Problem statement: Which lines of the records contain "оригинал"? Collect every one of them.

— start of Given data —

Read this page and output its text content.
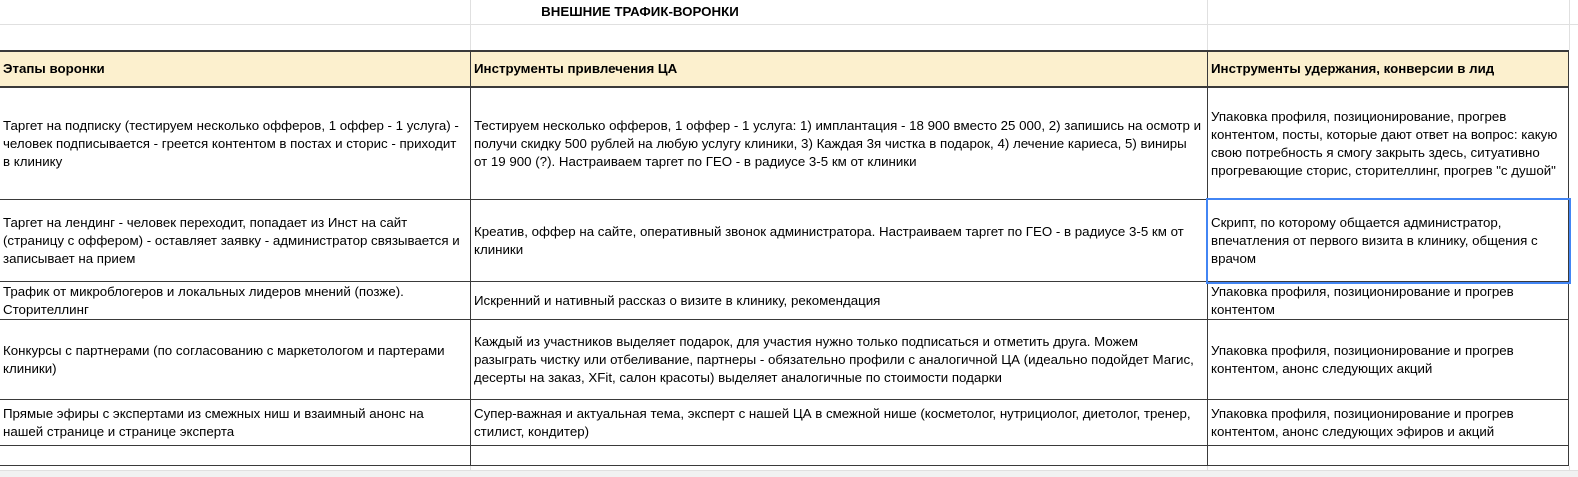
ВНЕШНИЕ ТРАФИК-ВОРОНКИ
Этапы воронки	Инструменты привлечения ЦА	Инструменты удержания, конверсии в лид
Таргет на подписку (тестируем несколько офферов, 1 оффер - 1 услуга) - человек подписывается - греется контентом в постах и сторис - приходит в клинику
Тестируем несколько офферов, 1 оффер - 1 услуга: 1) имплантация - 18 900 вместо 25 000, 2) запишись на осмотр и получи скидку 500 рублей на любую услугу клиники, 3) Каждая 3я чистка в подарок, 4) лечение кариеса, 5) виниры от 19 900 (?). Настраиваем таргет по ГЕО - в радиусе 3-5 км от клиники
Упаковка профиля, позиционирование, прогрев контентом, посты, которые дают ответ на вопрос: какую свою потребность я смогу закрыть здесь, ситуативно прогревающие сторис, сторителлинг, прогрев "с душой"
Таргет на лендинг - человек переходит, попадает из Инст на сайт (страницу с оффером) - оставляет заявку - администратор связывается и записывает на прием
Креатив, оффер на сайте, оперативный звонок администратора. Настраиваем таргет по ГЕО - в радиусе 3-5 км от клиники
Скрипт, по которому общается администратор, впечатления от первого визита в клинику, общения с врачом
Трафик от микроблогеров и локальных лидеров мнений (позже). Сторителлинг
Искренний и нативный рассказ о визите в клинику, рекомендация
Упаковка профиля, позиционирование и прогрев контентом
Конкурсы с партнерами (по согласованию с маркетологом и партерами клиники)
Каждый из участников выделяет подарок, для участия нужно только подписаться и отметить друга. Можем разыграть чистку или отбеливание, партнеры - обязательно профили с аналогичной ЦА (идеально подойдет Магис, десерты на заказ, XFit, салон красоты) выделяет аналогичные по стоимости подарки
Упаковка профиля, позиционирование и прогрев контентом, анонс следующих акций
Прямые эфиры с экспертами из смежных ниш и взаимный анонс на нашей странице и странице эксперта
Супер-важная и актуальная тема, эксперт с нашей ЦА в смежной нише (косметолог, нутрициолог, диетолог, тренер, стилист, кондитер)
Упаковка профиля, позиционирование и прогрев контентом, анонс следующих эфиров и акций
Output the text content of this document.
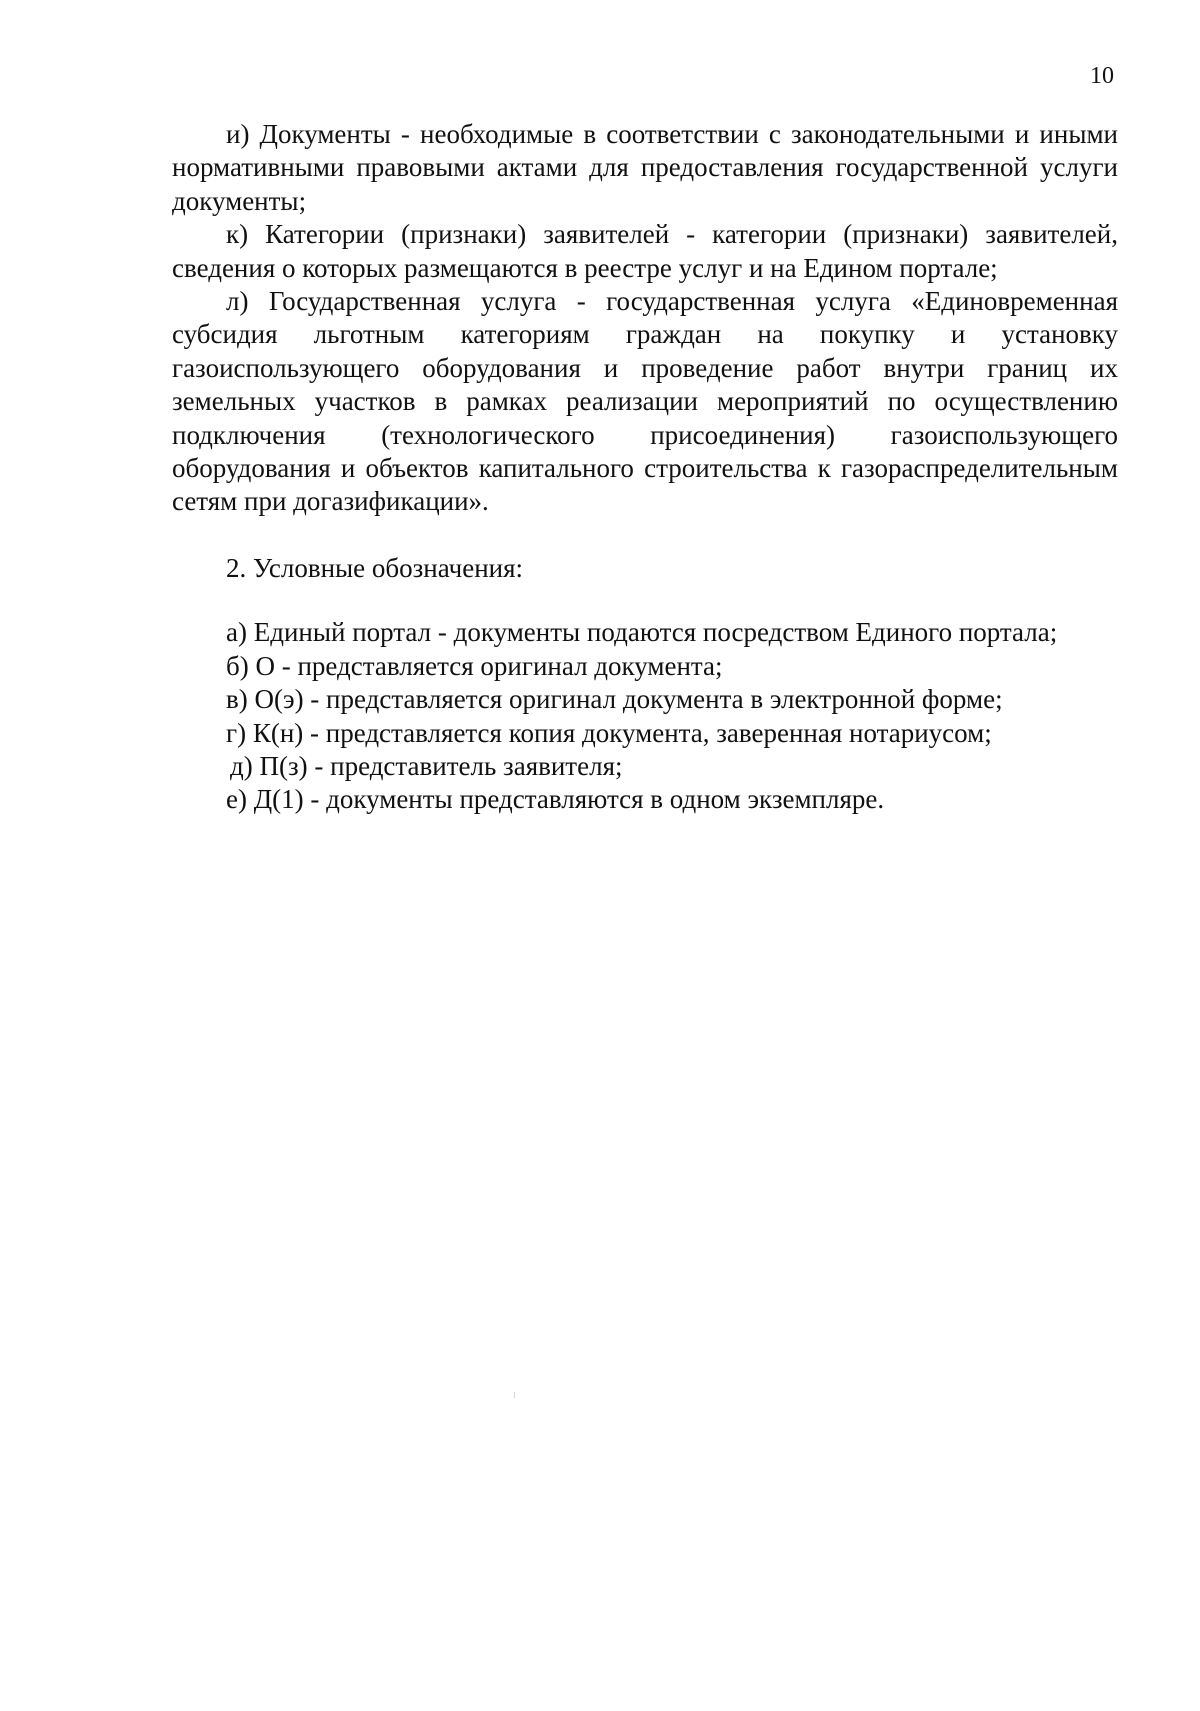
10

и) Документы - необходимые в соответствии с законодательными и иными нормативными правовыми актами для предоставления государственной услуги документы;

к) Категории (признаки) заявителей - категории (признаки) заявителей, сведения о которых размещаются в реестре услуг и на Едином портале;

л) Государственная услуга - государственная услуга «Единовременная субсидия льготным категориям граждан на покупку и установку газоиспользующего оборудования и проведение работ внутри границ их земельных участков в рамках реализации мероприятий по осуществлению подключения (технологического присоединения) газоиспользующего оборудования и объектов капитального строительства к газораспределительным сетям при догазификации».

2. Условные обозначения:

а) Единый портал - документы подаются посредством Единого портала;
б) О - представляется оригинал документа;
в) О(э) - представляется оригинал документа в электронной форме;
г) К(н) - представляется копия документа, заверенная нотариусом;
д) П(з) - представитель заявителя;
е) Д(1) - документы представляются в одном экземпляре.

— end of Given data —

Worked solution:
б) О - представляется оригинал документа;
в) О(э) - представляется оригинал документа в электронной форме;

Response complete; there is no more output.